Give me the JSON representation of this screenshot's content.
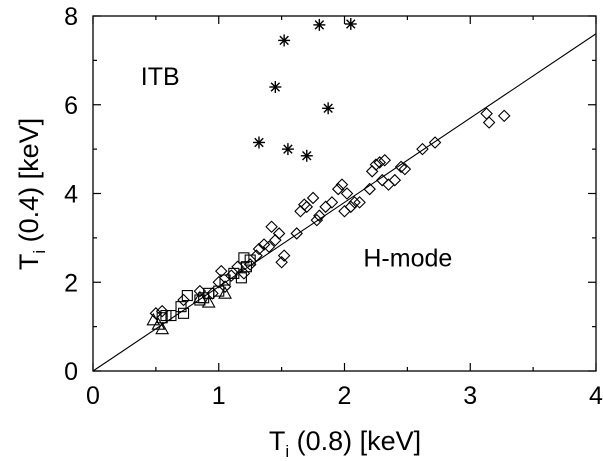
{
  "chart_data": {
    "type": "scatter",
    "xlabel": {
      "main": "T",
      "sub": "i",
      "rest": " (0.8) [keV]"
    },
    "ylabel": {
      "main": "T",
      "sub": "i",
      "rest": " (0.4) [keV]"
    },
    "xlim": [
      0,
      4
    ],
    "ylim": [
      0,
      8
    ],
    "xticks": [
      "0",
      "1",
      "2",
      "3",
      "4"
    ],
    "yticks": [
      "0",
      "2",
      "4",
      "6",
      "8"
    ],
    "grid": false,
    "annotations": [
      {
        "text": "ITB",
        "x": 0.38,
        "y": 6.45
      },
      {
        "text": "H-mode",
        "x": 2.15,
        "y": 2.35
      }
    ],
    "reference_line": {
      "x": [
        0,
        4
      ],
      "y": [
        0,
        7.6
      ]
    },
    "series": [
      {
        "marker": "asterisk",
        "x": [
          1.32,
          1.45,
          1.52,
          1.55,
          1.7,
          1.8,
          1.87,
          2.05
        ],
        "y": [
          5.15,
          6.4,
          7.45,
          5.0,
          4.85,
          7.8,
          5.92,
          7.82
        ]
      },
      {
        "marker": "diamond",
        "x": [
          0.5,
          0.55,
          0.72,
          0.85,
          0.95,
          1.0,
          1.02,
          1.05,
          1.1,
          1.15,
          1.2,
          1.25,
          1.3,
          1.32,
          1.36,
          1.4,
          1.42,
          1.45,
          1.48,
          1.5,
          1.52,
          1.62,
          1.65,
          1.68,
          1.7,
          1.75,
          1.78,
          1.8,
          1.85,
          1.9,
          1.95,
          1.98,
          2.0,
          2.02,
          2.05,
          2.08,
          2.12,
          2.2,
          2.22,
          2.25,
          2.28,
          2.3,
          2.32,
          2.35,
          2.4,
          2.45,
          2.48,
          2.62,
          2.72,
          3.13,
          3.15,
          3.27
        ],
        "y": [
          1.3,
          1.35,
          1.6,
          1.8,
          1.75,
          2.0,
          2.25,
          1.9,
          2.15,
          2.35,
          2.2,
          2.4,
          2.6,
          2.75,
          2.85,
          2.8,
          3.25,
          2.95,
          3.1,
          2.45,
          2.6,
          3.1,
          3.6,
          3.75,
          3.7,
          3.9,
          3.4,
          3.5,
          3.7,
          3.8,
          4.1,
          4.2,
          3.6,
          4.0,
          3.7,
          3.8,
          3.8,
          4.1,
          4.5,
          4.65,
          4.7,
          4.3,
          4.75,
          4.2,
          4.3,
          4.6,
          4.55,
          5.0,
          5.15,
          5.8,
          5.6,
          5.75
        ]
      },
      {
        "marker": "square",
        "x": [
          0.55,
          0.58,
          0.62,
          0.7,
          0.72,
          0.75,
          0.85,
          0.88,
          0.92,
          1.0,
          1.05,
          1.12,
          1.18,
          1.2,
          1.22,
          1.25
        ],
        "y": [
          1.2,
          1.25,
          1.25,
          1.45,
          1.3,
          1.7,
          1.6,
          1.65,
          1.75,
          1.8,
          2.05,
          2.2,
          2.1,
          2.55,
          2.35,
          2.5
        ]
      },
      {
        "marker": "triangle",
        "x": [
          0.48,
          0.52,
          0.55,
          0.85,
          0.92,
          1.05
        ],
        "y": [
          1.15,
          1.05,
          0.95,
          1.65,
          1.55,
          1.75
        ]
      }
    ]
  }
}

○ ○ ○

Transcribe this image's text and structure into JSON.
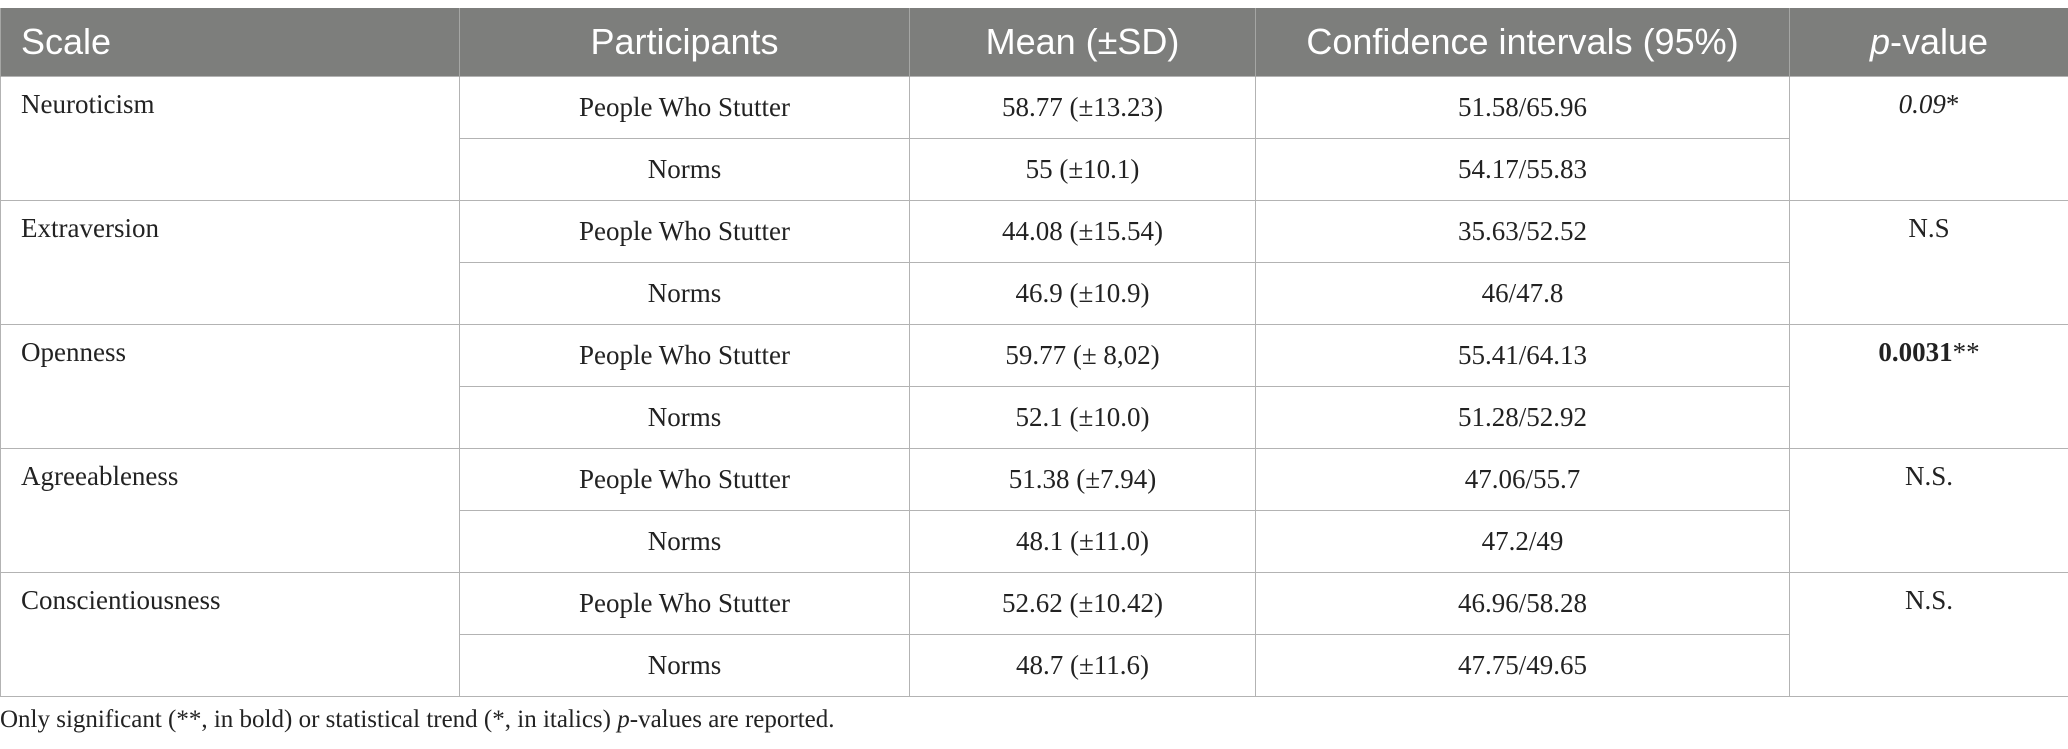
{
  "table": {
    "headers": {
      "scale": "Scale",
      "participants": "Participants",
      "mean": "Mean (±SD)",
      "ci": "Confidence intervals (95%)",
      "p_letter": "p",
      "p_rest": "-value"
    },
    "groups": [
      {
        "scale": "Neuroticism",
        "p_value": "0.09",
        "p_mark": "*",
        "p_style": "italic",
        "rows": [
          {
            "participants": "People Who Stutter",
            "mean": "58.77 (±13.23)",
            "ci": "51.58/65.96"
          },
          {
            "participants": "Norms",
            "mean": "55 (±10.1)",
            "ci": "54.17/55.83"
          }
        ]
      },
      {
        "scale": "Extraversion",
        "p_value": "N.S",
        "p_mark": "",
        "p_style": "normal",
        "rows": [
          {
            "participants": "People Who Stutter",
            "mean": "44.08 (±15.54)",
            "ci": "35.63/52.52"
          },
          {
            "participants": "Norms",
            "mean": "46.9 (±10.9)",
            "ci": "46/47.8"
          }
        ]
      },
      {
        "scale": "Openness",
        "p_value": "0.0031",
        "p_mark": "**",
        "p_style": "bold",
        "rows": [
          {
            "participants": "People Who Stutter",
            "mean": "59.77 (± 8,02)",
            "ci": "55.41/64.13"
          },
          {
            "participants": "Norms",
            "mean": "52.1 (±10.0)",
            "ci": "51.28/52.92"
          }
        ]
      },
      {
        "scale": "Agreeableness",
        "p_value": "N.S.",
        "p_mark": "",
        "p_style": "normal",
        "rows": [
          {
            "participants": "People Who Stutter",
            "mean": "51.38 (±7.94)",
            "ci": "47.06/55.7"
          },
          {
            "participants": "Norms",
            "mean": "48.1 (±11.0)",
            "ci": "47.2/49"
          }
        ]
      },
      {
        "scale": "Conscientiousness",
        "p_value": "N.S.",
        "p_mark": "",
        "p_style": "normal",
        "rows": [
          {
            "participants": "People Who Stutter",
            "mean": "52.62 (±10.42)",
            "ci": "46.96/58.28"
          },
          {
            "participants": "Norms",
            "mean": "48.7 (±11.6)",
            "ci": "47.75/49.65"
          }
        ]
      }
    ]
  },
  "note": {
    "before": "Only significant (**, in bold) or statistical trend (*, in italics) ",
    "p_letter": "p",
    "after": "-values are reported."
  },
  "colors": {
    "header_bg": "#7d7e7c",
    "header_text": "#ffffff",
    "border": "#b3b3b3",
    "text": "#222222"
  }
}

○ ○ ○

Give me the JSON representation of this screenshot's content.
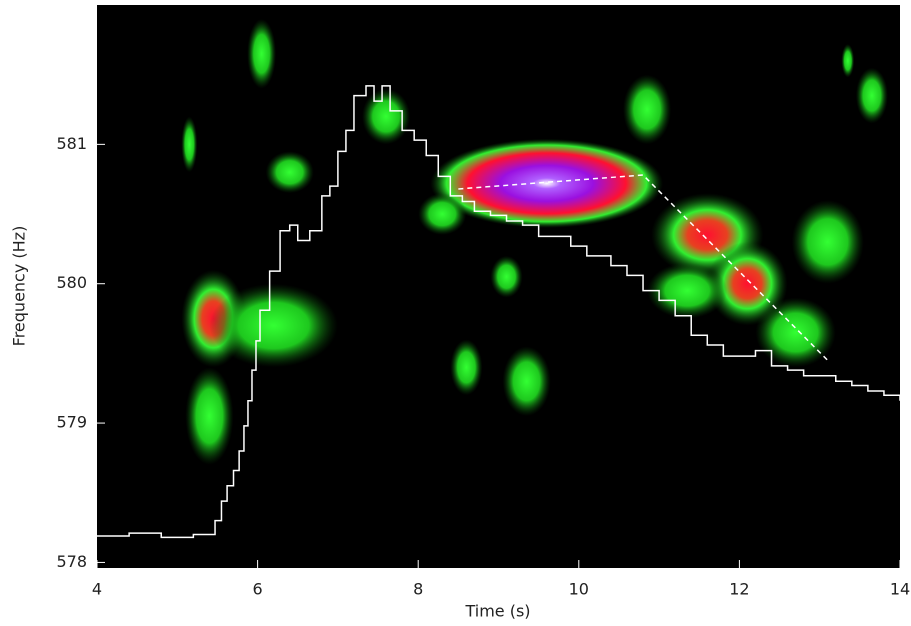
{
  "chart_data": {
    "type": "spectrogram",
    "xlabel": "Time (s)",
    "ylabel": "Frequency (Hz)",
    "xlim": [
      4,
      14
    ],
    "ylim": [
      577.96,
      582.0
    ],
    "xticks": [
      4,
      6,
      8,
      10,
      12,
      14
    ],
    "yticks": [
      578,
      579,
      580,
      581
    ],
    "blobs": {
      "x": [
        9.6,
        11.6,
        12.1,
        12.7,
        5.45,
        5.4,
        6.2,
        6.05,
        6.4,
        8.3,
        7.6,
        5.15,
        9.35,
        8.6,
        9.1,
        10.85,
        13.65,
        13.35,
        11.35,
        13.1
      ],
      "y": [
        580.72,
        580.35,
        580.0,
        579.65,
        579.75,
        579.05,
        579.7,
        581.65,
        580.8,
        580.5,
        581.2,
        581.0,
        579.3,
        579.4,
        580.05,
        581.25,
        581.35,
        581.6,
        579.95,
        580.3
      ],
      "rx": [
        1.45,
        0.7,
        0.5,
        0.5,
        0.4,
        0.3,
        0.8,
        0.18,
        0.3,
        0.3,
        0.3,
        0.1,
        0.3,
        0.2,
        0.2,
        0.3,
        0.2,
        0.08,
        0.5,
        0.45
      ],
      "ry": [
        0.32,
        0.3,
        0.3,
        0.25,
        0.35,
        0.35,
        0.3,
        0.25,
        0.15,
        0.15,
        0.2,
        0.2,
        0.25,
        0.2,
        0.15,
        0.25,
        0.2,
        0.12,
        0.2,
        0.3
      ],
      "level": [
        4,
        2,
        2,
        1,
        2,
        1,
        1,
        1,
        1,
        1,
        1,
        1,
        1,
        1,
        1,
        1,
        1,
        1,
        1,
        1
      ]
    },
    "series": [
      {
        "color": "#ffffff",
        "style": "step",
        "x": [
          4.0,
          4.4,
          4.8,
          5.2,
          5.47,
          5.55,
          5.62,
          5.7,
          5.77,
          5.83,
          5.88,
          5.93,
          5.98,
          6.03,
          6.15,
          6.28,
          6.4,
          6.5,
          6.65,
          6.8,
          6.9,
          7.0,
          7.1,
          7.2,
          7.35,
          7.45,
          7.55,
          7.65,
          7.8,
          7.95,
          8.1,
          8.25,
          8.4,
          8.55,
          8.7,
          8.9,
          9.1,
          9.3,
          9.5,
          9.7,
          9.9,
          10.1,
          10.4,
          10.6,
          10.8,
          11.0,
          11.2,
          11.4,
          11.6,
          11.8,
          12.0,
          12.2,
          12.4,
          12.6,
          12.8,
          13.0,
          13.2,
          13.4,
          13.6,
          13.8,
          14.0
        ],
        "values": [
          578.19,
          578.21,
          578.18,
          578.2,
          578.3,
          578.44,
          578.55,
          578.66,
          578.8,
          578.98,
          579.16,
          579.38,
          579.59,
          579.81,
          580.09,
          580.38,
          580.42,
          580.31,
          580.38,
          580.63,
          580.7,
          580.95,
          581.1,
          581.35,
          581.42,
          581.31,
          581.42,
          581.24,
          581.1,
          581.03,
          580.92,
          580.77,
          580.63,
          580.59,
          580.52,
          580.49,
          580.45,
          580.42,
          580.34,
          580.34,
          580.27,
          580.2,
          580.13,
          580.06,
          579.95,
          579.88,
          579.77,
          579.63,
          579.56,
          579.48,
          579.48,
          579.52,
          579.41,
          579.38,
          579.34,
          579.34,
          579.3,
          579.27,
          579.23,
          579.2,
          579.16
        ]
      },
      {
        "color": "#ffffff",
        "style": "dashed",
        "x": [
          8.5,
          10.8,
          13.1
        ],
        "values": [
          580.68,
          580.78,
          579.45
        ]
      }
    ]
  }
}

○ ○ ○

## GIVEN TASK
Determine how many lines above contain "marker" as a word or string. Give the number alone.

## RESPONSE BELOW
4